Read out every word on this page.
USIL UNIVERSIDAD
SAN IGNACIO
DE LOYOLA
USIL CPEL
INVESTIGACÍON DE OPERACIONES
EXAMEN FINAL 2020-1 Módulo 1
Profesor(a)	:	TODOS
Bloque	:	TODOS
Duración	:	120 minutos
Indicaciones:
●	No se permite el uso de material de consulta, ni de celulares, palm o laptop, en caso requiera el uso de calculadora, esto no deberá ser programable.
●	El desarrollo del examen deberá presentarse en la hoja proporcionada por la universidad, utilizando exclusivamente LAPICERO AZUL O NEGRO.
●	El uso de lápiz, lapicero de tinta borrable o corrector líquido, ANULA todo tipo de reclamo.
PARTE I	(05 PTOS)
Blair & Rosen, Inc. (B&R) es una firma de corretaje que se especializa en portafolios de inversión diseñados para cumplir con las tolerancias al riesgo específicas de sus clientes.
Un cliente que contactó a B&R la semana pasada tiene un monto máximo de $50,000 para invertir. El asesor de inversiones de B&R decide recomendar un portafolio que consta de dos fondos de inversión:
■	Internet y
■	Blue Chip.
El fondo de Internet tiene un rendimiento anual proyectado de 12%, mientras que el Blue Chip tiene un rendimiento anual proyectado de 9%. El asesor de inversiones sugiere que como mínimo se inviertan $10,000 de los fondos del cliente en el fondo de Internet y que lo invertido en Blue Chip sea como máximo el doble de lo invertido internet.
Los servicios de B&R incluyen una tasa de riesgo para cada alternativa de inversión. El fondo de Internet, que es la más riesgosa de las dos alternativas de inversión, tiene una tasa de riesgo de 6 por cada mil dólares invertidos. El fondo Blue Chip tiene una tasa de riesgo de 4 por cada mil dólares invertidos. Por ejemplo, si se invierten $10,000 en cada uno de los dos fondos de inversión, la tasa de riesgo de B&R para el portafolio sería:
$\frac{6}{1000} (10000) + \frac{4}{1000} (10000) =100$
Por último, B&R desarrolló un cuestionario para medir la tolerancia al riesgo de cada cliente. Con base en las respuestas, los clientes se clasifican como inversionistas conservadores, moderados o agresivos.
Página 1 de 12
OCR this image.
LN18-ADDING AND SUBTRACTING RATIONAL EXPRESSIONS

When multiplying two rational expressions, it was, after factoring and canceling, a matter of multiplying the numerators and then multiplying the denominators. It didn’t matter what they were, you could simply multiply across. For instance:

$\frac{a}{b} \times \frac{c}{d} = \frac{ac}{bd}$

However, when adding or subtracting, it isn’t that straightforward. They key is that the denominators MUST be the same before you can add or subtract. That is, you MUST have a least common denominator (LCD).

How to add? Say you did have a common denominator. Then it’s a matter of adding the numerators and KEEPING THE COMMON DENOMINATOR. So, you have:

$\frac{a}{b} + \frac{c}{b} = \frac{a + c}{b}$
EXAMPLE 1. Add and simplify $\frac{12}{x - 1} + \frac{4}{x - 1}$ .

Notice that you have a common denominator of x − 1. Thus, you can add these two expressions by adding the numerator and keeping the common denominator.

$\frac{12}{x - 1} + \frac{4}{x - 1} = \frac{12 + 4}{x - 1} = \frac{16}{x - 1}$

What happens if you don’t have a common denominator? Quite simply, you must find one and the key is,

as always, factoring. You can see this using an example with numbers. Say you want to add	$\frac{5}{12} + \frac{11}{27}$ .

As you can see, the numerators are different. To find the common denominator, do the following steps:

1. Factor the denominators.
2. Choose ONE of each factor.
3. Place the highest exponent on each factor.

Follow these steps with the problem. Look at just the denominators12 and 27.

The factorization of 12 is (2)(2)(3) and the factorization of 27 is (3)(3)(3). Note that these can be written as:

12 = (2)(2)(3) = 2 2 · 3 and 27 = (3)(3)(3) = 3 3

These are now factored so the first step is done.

^^^^

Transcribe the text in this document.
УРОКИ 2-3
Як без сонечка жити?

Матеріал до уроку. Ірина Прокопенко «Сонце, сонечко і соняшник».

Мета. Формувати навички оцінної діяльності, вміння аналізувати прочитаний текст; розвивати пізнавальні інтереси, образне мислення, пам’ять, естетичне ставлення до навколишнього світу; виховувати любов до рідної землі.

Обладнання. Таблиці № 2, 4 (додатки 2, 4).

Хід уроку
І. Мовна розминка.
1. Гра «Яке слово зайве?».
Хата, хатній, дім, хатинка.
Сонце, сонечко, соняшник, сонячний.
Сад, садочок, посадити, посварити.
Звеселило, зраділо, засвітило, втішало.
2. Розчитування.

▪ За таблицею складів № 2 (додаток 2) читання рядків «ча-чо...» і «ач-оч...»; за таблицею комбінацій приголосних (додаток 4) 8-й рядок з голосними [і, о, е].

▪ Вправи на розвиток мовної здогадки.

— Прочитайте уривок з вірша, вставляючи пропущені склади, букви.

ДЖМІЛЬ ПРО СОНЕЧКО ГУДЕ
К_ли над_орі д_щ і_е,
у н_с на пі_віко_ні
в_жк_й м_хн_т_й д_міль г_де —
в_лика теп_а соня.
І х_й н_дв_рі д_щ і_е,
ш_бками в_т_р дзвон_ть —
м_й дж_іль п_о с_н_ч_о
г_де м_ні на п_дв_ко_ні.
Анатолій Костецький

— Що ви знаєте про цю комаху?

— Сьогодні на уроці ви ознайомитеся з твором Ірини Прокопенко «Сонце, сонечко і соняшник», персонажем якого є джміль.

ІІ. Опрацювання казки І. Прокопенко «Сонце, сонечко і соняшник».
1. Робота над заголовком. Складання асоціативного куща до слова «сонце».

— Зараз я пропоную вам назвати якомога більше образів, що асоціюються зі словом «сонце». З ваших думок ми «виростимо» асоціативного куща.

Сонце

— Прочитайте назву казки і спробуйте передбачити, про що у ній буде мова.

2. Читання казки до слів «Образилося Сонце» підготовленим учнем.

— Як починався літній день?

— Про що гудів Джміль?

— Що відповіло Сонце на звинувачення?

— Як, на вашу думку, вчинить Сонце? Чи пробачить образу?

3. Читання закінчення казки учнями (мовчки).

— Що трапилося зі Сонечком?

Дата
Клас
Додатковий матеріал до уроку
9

^^^^

In the listing, find every line containing the word "máximo" and list it.

Un cliente que contactó a B&R la semana pasada tiene un monto máximo de $50,000 para invertir. El asesor de inversiones de B&R decide recomendar un portafolio que consta de dos fondos de inversión:
El fondo de Internet tiene un rendimiento anual proyectado de 12%, mientras que el Blue Chip tiene un rendimiento anual proyectado de 9%. El asesor de inversiones sugiere que como mínimo se inviertan $10,000 de los fondos del cliente en el fondo de Internet y que lo invertido en Blue Chip sea como máximo el doble de lo invertido internet.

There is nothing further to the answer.